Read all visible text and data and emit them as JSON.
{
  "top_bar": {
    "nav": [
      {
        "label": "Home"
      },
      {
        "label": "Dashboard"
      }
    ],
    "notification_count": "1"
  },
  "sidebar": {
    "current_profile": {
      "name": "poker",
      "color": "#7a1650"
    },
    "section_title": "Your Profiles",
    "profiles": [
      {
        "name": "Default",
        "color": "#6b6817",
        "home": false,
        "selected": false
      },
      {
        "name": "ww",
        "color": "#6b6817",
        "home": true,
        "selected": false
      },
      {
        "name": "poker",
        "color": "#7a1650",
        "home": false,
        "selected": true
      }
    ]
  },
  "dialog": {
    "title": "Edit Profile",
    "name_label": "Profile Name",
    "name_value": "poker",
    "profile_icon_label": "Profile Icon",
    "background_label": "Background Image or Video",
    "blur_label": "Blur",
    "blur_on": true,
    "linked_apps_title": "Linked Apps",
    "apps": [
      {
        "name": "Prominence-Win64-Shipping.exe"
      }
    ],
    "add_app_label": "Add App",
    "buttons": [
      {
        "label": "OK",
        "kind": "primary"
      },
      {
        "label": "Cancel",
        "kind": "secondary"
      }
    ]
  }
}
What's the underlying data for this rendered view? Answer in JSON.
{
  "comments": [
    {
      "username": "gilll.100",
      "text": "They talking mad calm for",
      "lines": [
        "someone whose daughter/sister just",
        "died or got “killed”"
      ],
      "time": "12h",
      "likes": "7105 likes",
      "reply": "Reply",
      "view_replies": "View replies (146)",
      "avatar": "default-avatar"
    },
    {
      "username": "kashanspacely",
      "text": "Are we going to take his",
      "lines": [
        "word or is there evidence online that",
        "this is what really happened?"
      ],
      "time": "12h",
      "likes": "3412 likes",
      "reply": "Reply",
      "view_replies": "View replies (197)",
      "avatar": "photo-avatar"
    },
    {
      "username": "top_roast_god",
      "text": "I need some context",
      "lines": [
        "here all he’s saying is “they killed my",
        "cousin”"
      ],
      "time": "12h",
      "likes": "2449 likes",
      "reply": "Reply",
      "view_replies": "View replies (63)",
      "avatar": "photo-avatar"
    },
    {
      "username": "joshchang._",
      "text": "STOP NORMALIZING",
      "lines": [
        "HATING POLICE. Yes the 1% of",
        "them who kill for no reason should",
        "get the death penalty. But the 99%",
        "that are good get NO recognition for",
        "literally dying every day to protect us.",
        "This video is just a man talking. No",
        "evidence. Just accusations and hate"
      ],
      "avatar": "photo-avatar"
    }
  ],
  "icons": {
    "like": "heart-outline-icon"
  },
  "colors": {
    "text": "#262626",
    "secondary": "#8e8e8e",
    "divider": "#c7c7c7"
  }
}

··········

_Stated goal_
Look through the records above and report how many lines hold the word "them", giving only the number.

_Solution below_
2